Problem requirements ::
Copy the material from its first line through the line containing "- pencil-icon: [20, 292, 30, 302]", substituting "nav-link" for every "breadcrumb-link" and leaving everything else unchanged.

Data lines ::
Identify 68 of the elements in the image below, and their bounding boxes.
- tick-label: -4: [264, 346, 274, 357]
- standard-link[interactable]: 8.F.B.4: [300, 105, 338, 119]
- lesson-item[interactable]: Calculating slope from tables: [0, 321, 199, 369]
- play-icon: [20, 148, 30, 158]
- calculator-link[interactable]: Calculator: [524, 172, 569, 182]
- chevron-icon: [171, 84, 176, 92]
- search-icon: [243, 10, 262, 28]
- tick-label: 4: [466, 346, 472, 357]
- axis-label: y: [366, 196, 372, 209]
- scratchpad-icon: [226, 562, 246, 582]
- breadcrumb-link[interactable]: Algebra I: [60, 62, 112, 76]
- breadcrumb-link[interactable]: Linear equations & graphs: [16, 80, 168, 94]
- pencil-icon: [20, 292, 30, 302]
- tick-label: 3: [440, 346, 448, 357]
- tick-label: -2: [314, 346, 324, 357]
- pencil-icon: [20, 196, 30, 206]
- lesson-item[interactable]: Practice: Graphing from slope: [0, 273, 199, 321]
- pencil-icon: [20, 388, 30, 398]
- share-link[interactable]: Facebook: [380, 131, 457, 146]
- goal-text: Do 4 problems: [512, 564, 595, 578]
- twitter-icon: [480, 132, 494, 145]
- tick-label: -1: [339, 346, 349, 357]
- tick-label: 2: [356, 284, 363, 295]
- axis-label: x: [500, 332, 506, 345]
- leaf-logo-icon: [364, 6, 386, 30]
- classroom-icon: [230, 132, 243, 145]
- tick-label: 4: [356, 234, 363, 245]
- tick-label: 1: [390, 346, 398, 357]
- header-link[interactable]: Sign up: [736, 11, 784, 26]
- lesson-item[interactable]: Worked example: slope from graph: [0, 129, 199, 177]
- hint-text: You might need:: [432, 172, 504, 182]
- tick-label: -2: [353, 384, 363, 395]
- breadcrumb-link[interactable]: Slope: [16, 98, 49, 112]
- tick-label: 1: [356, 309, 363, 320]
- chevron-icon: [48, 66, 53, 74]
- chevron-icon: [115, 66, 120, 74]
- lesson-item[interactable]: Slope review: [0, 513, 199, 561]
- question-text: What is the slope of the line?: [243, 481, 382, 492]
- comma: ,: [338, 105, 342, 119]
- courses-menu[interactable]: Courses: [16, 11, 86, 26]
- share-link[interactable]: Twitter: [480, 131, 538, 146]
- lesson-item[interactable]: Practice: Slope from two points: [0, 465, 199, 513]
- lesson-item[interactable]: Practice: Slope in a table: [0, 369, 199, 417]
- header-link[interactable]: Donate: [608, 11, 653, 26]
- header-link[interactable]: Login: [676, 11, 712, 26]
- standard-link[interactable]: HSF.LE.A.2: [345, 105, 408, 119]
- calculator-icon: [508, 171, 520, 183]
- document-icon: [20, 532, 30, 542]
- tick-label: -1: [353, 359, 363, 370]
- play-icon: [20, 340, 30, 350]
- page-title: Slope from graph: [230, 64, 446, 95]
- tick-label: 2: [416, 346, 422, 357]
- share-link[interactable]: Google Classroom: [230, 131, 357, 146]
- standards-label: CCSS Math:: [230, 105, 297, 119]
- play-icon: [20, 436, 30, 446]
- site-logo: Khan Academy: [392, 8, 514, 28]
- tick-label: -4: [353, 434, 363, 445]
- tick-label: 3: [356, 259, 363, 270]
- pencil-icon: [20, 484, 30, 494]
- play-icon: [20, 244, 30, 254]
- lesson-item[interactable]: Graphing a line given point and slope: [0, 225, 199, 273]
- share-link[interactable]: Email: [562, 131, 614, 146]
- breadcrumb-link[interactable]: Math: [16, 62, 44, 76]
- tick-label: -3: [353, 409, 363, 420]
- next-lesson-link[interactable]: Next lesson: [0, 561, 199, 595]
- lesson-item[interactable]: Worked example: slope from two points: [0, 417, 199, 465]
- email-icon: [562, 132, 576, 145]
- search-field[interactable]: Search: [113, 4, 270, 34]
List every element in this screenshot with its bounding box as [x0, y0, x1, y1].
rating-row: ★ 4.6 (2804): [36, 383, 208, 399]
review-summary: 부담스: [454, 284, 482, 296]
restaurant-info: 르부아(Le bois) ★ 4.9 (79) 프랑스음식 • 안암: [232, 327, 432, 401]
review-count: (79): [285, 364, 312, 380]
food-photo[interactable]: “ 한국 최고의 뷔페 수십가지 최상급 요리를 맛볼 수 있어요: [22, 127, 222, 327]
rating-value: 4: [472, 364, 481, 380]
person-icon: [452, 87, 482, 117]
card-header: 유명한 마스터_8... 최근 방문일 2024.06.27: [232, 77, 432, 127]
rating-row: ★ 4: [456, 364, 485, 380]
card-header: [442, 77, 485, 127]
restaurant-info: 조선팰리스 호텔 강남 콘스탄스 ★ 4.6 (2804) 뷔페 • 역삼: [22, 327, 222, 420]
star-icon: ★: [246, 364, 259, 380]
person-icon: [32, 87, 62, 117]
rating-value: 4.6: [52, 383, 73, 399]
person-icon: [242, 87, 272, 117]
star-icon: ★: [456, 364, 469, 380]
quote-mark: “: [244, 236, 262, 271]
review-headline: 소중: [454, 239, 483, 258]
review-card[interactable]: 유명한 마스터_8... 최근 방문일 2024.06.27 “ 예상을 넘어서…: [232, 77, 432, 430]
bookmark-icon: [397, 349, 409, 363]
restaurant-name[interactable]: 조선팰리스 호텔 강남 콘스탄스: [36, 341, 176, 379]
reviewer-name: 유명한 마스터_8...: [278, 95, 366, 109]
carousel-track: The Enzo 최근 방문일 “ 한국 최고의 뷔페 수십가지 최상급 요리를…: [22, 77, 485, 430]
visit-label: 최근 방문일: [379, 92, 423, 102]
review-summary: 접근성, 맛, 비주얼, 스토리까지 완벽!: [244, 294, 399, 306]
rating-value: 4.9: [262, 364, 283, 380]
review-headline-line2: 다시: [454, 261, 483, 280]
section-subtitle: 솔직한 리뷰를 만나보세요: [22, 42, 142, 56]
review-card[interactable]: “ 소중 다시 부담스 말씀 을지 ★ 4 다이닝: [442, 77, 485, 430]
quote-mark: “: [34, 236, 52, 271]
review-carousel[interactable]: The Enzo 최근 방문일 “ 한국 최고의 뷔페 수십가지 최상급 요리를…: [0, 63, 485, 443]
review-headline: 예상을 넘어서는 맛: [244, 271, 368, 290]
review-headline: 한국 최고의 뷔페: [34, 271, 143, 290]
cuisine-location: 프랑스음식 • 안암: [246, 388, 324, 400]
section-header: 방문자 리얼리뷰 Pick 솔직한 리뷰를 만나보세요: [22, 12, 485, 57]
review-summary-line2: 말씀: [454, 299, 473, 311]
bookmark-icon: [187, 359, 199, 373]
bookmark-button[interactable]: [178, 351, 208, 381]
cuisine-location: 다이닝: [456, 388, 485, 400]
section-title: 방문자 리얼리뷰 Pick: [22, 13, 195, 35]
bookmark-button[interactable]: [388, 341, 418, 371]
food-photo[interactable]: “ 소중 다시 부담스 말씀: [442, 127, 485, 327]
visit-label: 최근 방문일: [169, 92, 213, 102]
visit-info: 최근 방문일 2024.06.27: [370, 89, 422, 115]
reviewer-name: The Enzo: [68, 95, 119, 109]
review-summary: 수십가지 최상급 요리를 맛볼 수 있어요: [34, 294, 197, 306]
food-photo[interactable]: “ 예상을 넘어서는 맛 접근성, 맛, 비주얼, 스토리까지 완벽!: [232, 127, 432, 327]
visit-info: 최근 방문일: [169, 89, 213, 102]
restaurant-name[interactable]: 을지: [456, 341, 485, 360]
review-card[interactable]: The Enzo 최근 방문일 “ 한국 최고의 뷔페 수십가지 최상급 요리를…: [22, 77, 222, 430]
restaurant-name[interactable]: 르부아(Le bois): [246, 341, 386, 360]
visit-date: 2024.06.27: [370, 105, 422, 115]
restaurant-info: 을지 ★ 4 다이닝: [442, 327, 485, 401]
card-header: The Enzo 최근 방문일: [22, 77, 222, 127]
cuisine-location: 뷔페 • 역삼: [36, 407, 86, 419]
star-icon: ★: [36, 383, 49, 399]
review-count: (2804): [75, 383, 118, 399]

Solution for this problem ::
Identify 68 of the elements in the image below, and their bounding boxes.
- tick-label: -4: [264, 346, 274, 357]
- standard-link[interactable]: 8.F.B.4: [300, 105, 338, 119]
- lesson-item[interactable]: Calculating slope from tables: [0, 321, 199, 369]
- play-icon: [20, 148, 30, 158]
- calculator-link[interactable]: Calculator: [524, 172, 569, 182]
- chevron-icon: [171, 84, 176, 92]
- search-icon: [243, 10, 262, 28]
- tick-label: 4: [466, 346, 472, 357]
- axis-label: y: [366, 196, 372, 209]
- scratchpad-icon: [226, 562, 246, 582]
- nav-link[interactable]: Algebra I: [60, 62, 112, 76]
- nav-link[interactable]: Linear equations & graphs: [16, 80, 168, 94]
- pencil-icon: [20, 292, 30, 302]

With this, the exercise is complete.